What the task requires
Skip the images and return the records below exactly.

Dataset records
....
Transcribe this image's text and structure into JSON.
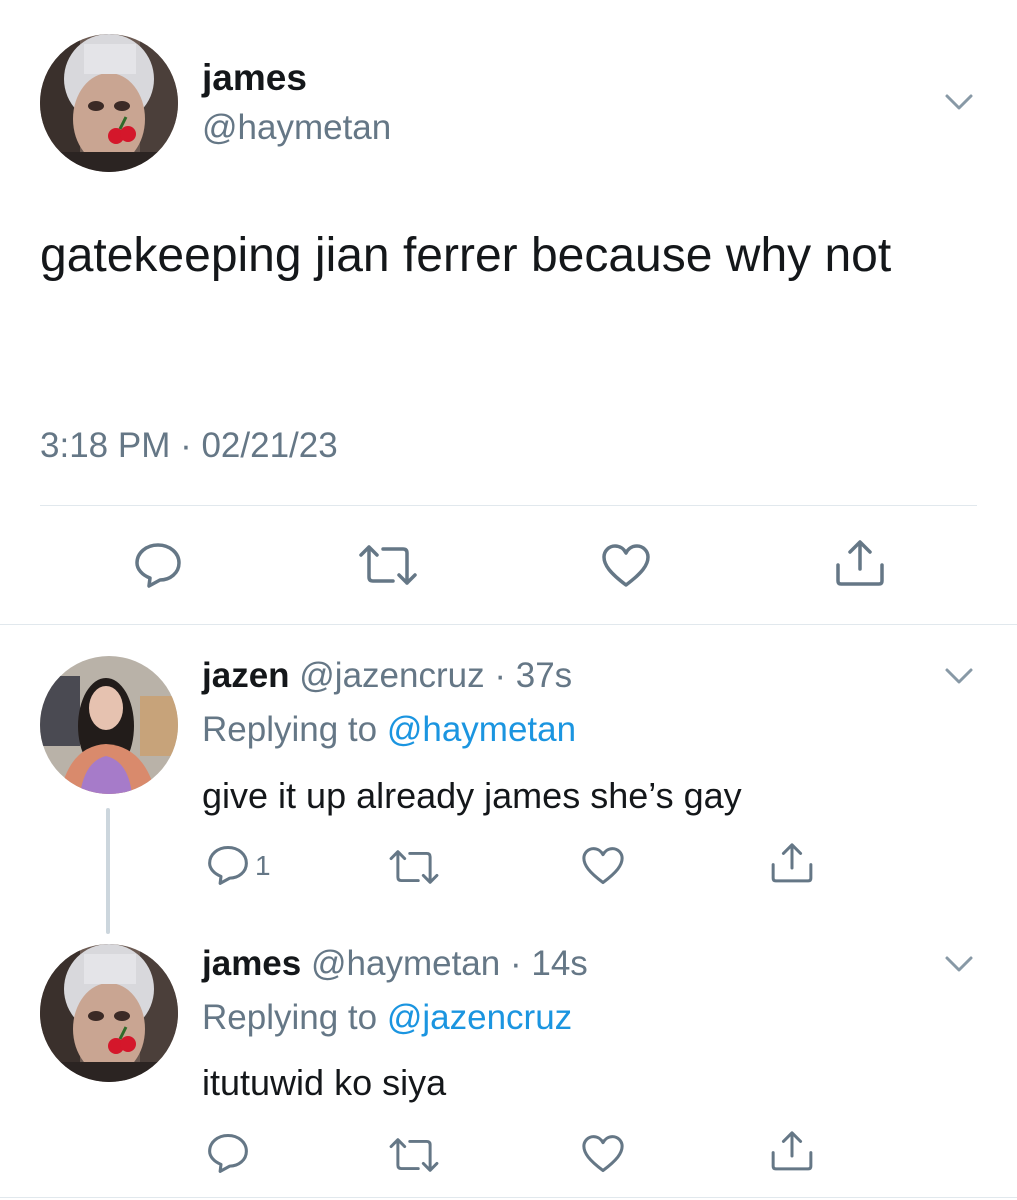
{
  "tweet": {
    "author_name": "james",
    "author_handle": "@haymetan",
    "text": "gatekeeping jian ferrer because why not",
    "timestamp": "3:18 PM · 02/21/23"
  },
  "replies": [
    {
      "name": "jazen",
      "handle": "@jazencruz",
      "time": "37s",
      "replying_label": "Replying to",
      "replying_to": "@haymetan",
      "text": "give it up already james she’s gay",
      "reply_count": "1"
    },
    {
      "name": "james",
      "handle": "@haymetan",
      "time": "14s",
      "replying_label": "Replying to",
      "replying_to": "@jazencruz",
      "text": "itutuwid ko siya",
      "reply_count": ""
    }
  ],
  "separator": "·",
  "icons": {
    "reply": "reply-icon",
    "retweet": "retweet-icon",
    "like": "heart-icon",
    "share": "share-icon",
    "more": "chevron-down-icon"
  },
  "colors": {
    "text": "#14171a",
    "secondary": "#657786",
    "link": "#1b95e0",
    "divider": "#e1e8ed"
  }
}
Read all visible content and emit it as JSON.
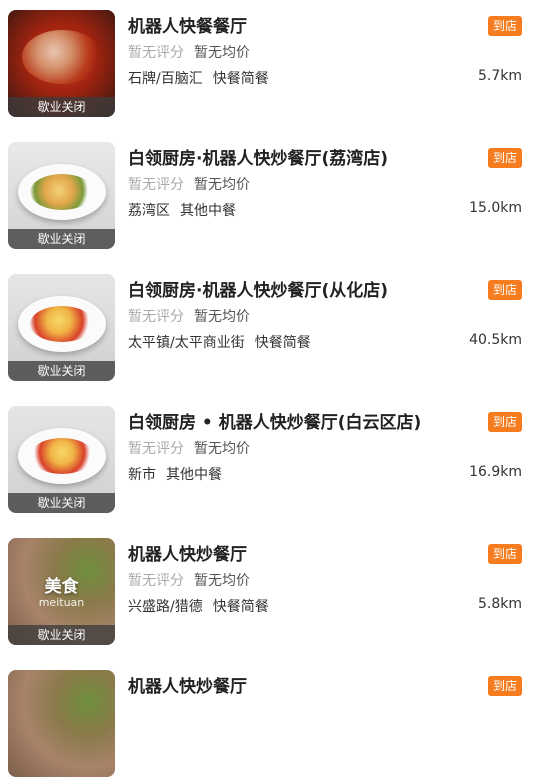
{
  "restaurants": [
    {
      "name": "机器人快餐餐厅",
      "status": "歇业关闭",
      "rating": "暂无评分",
      "avg_price": "暂无均价",
      "area": "石牌/百脑汇",
      "category": "快餐简餐",
      "distance": "5.7km",
      "badge": "到店",
      "thumb_icon": "spicy-dish-photo"
    },
    {
      "name": "白领厨房·机器人快炒餐厅(荔湾店)",
      "status": "歇业关闭",
      "rating": "暂无评分",
      "avg_price": "暂无均价",
      "area": "荔湾区",
      "category": "其他中餐",
      "distance": "15.0km",
      "badge": "到店",
      "thumb_icon": "stir-fry-dish-photo"
    },
    {
      "name": "白领厨房·机器人快炒餐厅(从化店)",
      "status": "歇业关闭",
      "rating": "暂无评分",
      "avg_price": "暂无均价",
      "area": "太平镇/太平商业街",
      "category": "快餐简餐",
      "distance": "40.5km",
      "badge": "到店",
      "thumb_icon": "tomato-egg-dish-photo"
    },
    {
      "name": "白领厨房 • 机器人快炒餐厅(白云区店)",
      "status": "歇业关闭",
      "rating": "暂无评分",
      "avg_price": "暂无均价",
      "area": "新市",
      "category": "其他中餐",
      "distance": "16.9km",
      "badge": "到店",
      "thumb_icon": "tomato-egg-dish-photo"
    },
    {
      "name": "机器人快炒餐厅",
      "status": "歇业关闭",
      "rating": "暂无评分",
      "avg_price": "暂无均价",
      "area": "兴盛路/猎德",
      "category": "快餐简餐",
      "distance": "5.8km",
      "badge": "到店",
      "thumb_icon": "meituan-placeholder",
      "thumb_text": "美食",
      "thumb_sub": "meituan"
    },
    {
      "name": "机器人快炒餐厅",
      "badge": "到店",
      "thumb_icon": "meituan-placeholder"
    }
  ],
  "colors": {
    "badge": "#f57c1f",
    "rating_gray": "#aaaaaa"
  }
}
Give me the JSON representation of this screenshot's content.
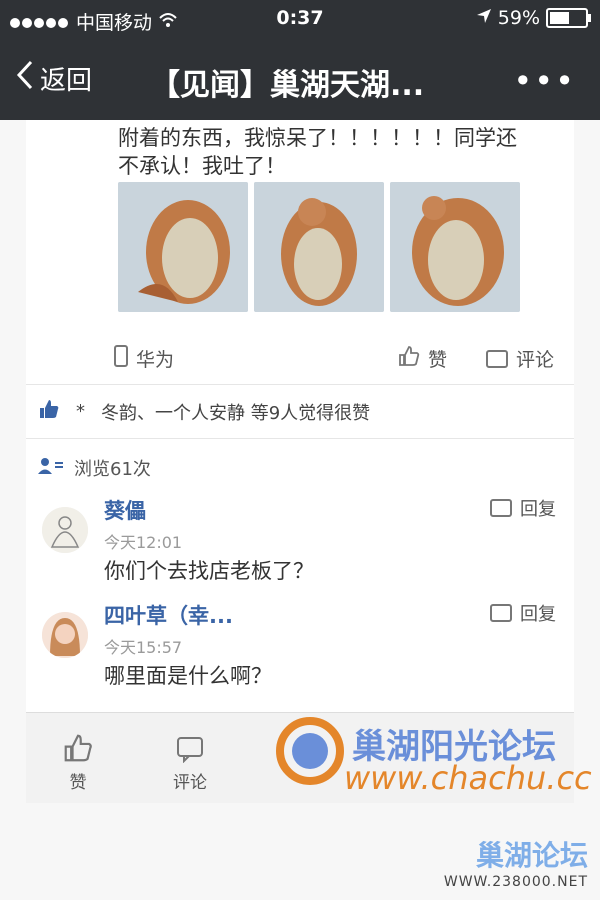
....
Final answer
Transcribe this image's text and structure into JSON.
{
  "tweet": {
    "author_name": "james",
    "author_handle": "@haymetan",
    "text": "gatekeeping jian ferrer because why not",
    "timestamp": "3:18 PM · 02/21/23"
  },
  "replies": [
    {
      "name": "jazen",
      "handle": "@jazencruz",
      "time": "37s",
      "replying_label": "Replying to",
      "replying_to": "@haymetan",
      "text": "give it up already james she’s gay",
      "reply_count": "1"
    },
    {
      "name": "james",
      "handle": "@haymetan",
      "time": "14s",
      "replying_label": "Replying to",
      "replying_to": "@jazencruz",
      "text": "itutuwid ko siya",
      "reply_count": ""
    }
  ],
  "separator": "·",
  "icons": {
    "reply": "reply-icon",
    "retweet": "retweet-icon",
    "like": "heart-icon",
    "share": "share-icon",
    "more": "chevron-down-icon"
  },
  "colors": {
    "text": "#14171a",
    "secondary": "#657786",
    "link": "#1b95e0",
    "divider": "#e1e8ed"
  }
}
Read all visible content and emit it as JSON.
{
  "restaurants": [
    {
      "name": "机器人快餐餐厅",
      "status": "歇业关闭",
      "rating": "暂无评分",
      "avg_price": "暂无均价",
      "area": "石牌/百脑汇",
      "category": "快餐简餐",
      "distance": "5.7km",
      "badge": "到店",
      "thumb_icon": "spicy-dish-photo"
    },
    {
      "name": "白领厨房·机器人快炒餐厅(荔湾店)",
      "status": "歇业关闭",
      "rating": "暂无评分",
      "avg_price": "暂无均价",
      "area": "荔湾区",
      "category": "其他中餐",
      "distance": "15.0km",
      "badge": "到店",
      "thumb_icon": "stir-fry-dish-photo"
    },
    {
      "name": "白领厨房·机器人快炒餐厅(从化店)",
      "status": "歇业关闭",
      "rating": "暂无评分",
      "avg_price": "暂无均价",
      "area": "太平镇/太平商业街",
      "category": "快餐简餐",
      "distance": "40.5km",
      "badge": "到店",
      "thumb_icon": "tomato-egg-dish-photo"
    },
    {
      "name": "白领厨房 • 机器人快炒餐厅(白云区店)",
      "status": "歇业关闭",
      "rating": "暂无评分",
      "avg_price": "暂无均价",
      "area": "新市",
      "category": "其他中餐",
      "distance": "16.9km",
      "badge": "到店",
      "thumb_icon": "tomato-egg-dish-photo"
    },
    {
      "name": "机器人快炒餐厅",
      "status": "歇业关闭",
      "rating": "暂无评分",
      "avg_price": "暂无均价",
      "area": "兴盛路/猎德",
      "category": "快餐简餐",
      "distance": "5.8km",
      "badge": "到店",
      "thumb_icon": "meituan-placeholder",
      "thumb_text": "美食",
      "thumb_sub": "meituan"
    },
    {
      "name": "机器人快炒餐厅",
      "badge": "到店",
      "thumb_icon": "meituan-placeholder"
    }
  ],
  "colors": {
    "badge": "#f57c1f",
    "rating_gray": "#aaaaaa"
  }
}
Give me the JSON representation of this screenshot's content.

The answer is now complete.